SET EXERCISE:
List every line in this data where the string "text" occurs.

Data entries:
****************

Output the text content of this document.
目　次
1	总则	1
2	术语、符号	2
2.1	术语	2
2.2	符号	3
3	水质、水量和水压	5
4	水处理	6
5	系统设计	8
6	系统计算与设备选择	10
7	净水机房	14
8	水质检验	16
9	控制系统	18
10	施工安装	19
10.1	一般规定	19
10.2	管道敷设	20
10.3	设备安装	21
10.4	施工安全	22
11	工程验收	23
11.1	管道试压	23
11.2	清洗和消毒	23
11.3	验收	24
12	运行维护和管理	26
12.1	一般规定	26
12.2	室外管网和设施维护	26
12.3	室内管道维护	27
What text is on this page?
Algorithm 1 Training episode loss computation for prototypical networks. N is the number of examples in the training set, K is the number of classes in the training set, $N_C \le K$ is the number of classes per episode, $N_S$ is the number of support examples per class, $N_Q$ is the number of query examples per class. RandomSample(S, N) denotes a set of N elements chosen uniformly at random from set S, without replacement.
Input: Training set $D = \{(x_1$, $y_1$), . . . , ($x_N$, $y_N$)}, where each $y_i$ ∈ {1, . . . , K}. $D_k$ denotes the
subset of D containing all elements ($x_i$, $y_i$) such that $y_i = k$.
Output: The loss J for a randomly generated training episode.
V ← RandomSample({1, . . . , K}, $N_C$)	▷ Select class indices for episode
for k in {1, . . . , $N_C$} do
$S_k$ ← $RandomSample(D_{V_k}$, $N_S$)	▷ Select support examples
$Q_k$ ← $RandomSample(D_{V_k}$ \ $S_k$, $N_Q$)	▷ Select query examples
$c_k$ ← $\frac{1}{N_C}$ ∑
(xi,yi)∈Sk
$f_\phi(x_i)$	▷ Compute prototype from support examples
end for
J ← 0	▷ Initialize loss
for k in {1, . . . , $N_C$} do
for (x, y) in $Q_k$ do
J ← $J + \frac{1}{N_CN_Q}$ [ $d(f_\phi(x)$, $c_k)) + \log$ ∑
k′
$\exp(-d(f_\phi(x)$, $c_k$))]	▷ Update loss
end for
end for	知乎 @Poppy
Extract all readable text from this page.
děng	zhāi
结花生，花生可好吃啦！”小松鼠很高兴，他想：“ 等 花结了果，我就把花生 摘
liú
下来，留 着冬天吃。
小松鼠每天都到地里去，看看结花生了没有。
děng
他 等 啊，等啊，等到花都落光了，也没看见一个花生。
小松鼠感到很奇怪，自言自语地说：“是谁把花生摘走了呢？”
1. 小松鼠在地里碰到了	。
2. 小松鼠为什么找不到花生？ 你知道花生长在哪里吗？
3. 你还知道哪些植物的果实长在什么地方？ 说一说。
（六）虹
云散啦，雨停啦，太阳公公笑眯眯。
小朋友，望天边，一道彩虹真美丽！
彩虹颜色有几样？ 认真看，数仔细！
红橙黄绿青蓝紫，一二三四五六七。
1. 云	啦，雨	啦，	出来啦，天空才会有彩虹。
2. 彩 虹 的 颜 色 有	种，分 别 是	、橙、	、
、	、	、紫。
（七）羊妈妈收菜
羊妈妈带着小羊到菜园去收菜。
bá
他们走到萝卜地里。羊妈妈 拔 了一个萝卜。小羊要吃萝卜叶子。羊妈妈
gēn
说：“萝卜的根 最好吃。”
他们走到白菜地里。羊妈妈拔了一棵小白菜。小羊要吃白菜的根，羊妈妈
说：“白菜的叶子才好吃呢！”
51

****************

FINISHED TASK:
Output the text content of this document.
What text is on this page?
Extract all readable text from this page.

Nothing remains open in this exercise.